Saved entries:
-- Start --

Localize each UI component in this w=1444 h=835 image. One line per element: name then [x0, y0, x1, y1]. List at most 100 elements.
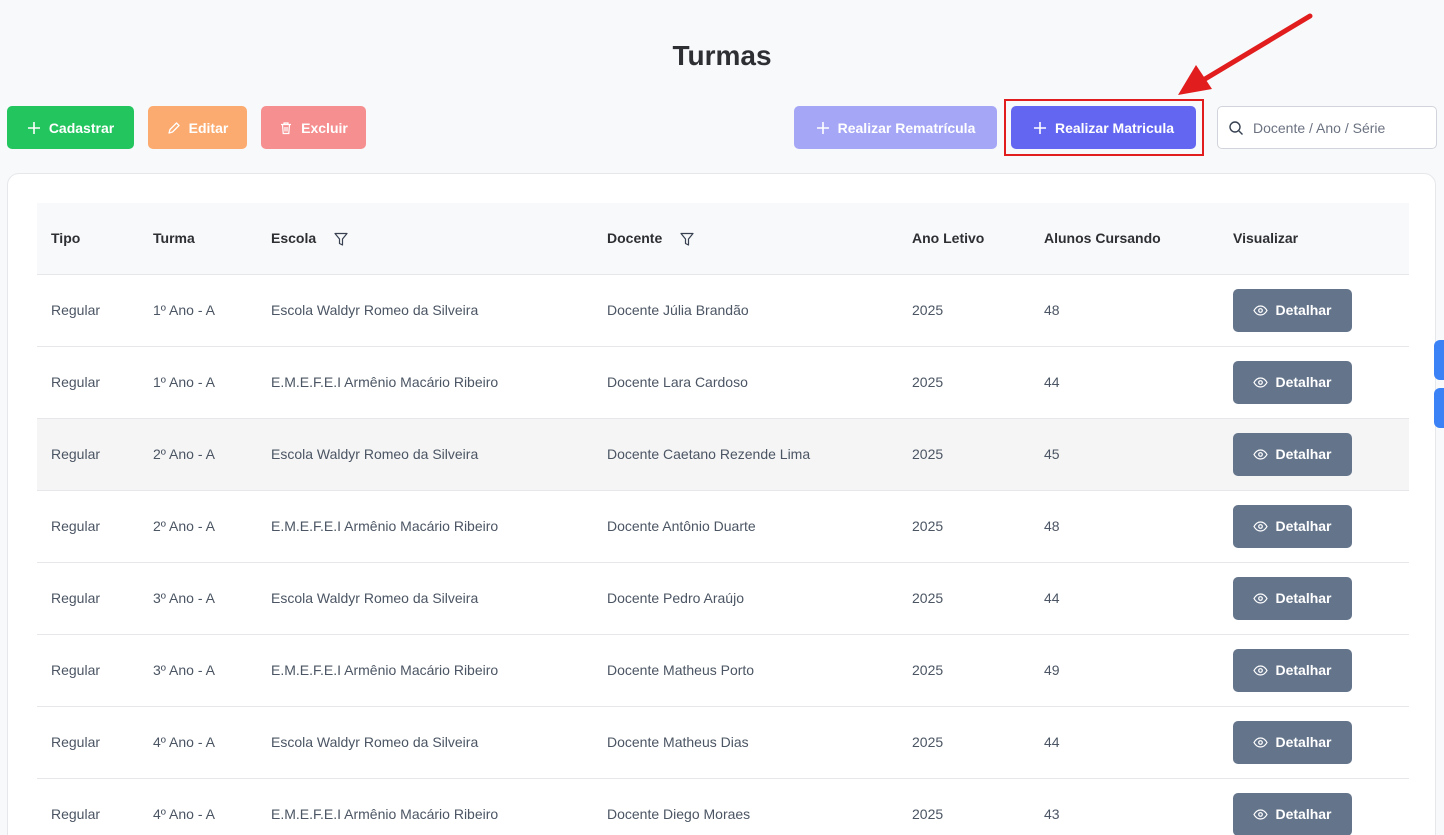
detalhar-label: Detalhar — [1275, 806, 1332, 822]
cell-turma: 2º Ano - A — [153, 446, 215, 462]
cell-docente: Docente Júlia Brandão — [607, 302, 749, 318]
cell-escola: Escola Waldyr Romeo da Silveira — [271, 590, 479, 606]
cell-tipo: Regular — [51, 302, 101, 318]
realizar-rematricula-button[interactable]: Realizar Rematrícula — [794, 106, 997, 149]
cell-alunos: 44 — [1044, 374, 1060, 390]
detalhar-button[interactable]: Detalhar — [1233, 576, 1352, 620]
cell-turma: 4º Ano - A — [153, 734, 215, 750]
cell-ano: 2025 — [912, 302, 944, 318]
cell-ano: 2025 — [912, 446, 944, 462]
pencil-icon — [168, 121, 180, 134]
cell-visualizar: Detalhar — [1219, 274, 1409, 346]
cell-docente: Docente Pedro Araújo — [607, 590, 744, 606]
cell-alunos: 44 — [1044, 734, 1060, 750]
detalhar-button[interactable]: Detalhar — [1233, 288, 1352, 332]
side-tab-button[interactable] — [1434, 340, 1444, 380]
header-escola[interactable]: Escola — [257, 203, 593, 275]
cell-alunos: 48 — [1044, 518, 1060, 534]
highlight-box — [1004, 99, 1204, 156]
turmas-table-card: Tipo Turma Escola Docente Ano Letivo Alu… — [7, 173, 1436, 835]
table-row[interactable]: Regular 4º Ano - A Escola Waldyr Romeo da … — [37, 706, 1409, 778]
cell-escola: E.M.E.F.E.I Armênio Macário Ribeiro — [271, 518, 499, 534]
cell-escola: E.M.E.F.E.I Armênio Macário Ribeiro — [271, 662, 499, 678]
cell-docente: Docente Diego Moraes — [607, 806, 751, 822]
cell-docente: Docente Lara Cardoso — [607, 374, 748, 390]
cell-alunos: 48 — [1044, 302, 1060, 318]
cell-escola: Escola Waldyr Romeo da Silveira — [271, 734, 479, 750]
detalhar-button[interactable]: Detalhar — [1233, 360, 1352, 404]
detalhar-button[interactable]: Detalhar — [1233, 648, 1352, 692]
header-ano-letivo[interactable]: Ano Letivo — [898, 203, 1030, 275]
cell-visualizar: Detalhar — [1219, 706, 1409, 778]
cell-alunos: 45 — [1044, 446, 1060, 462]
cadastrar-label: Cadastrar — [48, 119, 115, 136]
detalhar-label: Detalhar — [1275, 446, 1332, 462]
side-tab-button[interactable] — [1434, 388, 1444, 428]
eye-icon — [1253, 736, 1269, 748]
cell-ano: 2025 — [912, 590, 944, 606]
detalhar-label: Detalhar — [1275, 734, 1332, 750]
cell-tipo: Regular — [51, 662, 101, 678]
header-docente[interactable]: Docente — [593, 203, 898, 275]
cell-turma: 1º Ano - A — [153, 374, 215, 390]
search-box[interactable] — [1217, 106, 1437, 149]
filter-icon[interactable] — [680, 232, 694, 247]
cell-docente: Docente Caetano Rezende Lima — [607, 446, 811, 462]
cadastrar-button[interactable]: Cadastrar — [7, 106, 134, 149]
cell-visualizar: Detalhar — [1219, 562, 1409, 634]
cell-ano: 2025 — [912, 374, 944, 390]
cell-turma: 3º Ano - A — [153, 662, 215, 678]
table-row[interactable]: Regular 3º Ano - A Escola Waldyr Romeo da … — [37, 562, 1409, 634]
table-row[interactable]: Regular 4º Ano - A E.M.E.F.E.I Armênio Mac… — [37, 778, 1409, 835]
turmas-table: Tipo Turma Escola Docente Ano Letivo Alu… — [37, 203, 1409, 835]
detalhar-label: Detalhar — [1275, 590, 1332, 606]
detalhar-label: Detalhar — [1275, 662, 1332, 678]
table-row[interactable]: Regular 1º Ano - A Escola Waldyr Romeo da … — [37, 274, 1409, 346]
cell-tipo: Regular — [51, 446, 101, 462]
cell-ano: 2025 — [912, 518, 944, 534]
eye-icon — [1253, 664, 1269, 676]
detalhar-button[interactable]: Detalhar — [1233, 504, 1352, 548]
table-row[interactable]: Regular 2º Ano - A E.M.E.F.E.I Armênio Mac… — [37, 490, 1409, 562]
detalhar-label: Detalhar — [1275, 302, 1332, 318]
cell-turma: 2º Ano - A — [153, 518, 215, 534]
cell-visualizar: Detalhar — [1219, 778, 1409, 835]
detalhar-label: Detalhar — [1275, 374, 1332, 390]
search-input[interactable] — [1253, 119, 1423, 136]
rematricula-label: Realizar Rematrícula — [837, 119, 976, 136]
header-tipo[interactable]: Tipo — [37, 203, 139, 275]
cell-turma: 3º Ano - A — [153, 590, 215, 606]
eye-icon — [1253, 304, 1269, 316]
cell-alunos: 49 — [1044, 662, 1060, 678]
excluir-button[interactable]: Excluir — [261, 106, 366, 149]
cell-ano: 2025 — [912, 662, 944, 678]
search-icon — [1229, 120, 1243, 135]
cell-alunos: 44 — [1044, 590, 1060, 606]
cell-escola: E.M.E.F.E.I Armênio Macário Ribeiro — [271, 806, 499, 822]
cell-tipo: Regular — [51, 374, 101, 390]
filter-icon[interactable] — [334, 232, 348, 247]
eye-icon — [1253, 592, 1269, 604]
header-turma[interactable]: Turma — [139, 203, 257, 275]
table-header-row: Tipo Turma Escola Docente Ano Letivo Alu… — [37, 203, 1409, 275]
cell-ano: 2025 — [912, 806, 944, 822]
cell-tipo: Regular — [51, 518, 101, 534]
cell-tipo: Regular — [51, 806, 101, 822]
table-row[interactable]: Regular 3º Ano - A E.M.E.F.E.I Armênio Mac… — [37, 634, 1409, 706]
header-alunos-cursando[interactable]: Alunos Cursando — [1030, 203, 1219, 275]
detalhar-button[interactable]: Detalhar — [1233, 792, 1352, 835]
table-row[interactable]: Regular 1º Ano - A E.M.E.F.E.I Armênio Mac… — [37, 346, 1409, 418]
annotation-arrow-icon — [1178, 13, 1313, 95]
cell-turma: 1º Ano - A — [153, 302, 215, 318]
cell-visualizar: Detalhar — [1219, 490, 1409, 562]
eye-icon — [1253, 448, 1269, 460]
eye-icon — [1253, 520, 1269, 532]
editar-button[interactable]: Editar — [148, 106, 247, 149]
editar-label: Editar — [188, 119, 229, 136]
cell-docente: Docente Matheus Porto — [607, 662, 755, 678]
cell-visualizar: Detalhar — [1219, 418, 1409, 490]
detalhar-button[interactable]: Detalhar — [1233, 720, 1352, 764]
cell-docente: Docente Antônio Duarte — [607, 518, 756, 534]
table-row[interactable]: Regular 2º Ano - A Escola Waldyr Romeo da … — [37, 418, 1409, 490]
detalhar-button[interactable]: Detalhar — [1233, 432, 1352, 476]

-- End --

Reproduce word for word the lines above, starting at the one containing "detalhar-label: Detalhar — [1275, 806, 1332, 822]" and ending at the one containing "header-escola[interactable]: Escola —".

* **Task solution**:
detalhar-label: Detalhar — [1275, 806, 1332, 822]
cell-turma: 2º Ano - A — [153, 446, 215, 462]
cell-docente: Docente Júlia Brandão — [607, 302, 749, 318]
cell-escola: Escola Waldyr Romeo da Silveira — [271, 590, 479, 606]
cell-tipo: Regular — [51, 302, 101, 318]
realizar-rematricula-button[interactable]: Realizar Rematrícula — [794, 106, 997, 149]
cell-alunos: 44 — [1044, 374, 1060, 390]
detalhar-button[interactable]: Detalhar — [1233, 576, 1352, 620]
cell-turma: 4º Ano - A — [153, 734, 215, 750]
cell-ano: 2025 — [912, 302, 944, 318]
cell-ano: 2025 — [912, 446, 944, 462]
pencil-icon — [168, 121, 180, 134]
cell-visualizar: Detalhar — [1219, 274, 1409, 346]
cell-docente: Docente Pedro Araújo — [607, 590, 744, 606]
cell-alunos: 44 — [1044, 734, 1060, 750]
detalhar-button[interactable]: Detalhar — [1233, 288, 1352, 332]
side-tab-button[interactable] — [1434, 340, 1444, 380]
header-escola[interactable]: Escola — [257, 203, 593, 275]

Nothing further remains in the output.